**Instruction:** Copy out all lines carrying the word "screenshot".

**Records for this exercise:**

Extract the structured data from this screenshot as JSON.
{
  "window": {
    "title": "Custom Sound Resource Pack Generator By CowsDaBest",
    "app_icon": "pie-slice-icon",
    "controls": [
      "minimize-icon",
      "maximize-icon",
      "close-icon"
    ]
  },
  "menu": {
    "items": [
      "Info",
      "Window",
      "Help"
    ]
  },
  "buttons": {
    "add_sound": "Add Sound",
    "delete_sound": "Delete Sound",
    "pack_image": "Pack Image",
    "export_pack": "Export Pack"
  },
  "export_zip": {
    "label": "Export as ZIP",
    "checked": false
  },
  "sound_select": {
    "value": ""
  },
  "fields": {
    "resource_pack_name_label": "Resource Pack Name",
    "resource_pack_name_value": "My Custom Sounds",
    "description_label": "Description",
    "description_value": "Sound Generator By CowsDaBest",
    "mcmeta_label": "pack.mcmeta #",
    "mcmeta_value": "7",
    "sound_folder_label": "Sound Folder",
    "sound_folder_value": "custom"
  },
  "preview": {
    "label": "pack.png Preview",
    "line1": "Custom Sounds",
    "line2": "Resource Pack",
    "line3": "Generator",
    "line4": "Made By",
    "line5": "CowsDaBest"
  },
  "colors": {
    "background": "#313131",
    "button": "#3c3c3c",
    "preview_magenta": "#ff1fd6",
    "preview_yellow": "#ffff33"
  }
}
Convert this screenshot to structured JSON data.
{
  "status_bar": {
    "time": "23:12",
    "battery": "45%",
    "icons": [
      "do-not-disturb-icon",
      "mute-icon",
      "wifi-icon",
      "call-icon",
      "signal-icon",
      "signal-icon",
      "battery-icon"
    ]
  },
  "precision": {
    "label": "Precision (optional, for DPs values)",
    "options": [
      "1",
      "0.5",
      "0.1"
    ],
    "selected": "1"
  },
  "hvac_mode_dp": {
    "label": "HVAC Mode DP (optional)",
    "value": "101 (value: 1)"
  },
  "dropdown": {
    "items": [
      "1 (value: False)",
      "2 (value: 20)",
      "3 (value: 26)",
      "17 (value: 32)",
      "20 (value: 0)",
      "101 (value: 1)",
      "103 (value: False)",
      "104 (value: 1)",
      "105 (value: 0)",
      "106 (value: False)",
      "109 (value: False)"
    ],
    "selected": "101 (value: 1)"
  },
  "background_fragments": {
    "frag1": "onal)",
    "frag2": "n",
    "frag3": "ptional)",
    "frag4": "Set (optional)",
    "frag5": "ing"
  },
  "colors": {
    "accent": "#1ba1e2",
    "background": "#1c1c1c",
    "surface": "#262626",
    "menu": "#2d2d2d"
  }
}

**Written answer:**
Extract the structured data from this screenshot as JSON.
Convert this screenshot to structured JSON data.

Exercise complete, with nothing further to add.